# [Your task]
Nothing but a number should be given: how many lines of the records include "from"?

Saved entries:
---*---

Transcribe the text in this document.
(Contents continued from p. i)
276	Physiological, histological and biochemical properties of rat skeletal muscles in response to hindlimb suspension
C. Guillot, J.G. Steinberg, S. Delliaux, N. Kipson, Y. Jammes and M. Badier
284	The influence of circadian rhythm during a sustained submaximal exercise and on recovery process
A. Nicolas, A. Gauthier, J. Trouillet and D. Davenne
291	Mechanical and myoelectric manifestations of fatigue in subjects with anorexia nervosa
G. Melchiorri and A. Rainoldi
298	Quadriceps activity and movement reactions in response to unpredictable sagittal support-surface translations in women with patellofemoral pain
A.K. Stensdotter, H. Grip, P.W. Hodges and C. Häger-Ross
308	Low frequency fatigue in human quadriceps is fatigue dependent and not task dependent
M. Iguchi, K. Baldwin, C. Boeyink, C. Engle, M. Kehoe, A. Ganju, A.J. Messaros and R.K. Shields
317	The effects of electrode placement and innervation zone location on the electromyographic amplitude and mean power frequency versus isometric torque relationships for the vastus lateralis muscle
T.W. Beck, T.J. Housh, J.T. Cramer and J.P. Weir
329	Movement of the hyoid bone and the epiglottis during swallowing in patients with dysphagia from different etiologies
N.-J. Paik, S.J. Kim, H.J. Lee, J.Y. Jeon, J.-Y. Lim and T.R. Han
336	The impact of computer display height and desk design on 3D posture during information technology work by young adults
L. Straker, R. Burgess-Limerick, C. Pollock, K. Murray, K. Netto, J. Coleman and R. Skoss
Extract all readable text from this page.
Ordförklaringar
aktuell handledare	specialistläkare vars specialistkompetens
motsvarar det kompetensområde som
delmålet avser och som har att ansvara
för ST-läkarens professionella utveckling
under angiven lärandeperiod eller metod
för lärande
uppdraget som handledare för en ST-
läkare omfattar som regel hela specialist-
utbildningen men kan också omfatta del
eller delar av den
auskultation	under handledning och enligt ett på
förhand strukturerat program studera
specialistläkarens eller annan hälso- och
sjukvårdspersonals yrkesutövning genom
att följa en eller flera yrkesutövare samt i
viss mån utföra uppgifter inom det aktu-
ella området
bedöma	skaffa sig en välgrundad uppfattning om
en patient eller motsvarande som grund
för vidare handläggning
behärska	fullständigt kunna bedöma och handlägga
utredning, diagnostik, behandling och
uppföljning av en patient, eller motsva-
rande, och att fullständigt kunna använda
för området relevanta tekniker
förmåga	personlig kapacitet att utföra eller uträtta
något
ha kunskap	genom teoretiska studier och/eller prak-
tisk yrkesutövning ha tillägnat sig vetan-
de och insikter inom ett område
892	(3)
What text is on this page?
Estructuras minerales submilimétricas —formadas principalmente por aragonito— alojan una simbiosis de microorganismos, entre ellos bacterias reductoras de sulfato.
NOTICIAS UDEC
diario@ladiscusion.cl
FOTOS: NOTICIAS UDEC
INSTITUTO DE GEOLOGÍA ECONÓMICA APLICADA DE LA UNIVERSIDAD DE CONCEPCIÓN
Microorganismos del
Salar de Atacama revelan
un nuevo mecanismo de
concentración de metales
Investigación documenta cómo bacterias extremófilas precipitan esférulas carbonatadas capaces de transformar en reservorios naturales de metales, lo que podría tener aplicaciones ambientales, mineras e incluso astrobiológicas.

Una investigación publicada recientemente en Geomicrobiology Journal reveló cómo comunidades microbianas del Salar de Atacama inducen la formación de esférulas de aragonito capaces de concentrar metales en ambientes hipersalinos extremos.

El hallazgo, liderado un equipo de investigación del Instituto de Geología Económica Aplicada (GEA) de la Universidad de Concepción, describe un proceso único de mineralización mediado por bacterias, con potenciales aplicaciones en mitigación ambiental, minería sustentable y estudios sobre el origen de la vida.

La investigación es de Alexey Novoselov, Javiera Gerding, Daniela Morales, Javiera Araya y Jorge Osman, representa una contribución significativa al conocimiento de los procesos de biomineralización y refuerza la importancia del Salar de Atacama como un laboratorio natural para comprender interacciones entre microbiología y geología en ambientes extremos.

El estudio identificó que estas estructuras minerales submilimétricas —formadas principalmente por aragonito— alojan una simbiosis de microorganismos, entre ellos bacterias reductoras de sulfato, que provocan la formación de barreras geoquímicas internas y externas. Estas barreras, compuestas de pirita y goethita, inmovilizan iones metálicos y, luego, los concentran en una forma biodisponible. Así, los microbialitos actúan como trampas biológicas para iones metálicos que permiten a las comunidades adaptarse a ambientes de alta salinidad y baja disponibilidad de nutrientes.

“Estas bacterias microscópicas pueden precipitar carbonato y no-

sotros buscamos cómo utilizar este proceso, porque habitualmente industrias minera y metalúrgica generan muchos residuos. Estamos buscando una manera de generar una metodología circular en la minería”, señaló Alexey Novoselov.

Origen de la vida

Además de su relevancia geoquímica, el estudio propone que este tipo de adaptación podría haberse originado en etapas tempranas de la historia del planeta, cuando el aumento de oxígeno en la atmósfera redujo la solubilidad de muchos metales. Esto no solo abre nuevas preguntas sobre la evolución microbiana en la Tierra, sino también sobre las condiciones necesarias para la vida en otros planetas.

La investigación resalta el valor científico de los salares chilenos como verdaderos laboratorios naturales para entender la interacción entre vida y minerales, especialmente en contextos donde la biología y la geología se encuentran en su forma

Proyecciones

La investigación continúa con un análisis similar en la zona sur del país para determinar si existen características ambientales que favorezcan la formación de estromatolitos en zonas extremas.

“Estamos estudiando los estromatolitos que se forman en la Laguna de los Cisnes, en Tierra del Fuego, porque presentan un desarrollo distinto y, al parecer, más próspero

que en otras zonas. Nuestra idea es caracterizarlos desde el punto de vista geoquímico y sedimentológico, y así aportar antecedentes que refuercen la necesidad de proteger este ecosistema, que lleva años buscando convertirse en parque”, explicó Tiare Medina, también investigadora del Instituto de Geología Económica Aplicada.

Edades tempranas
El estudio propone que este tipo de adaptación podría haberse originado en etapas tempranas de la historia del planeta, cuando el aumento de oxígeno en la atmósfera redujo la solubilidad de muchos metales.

---*---

# [Answer space]
3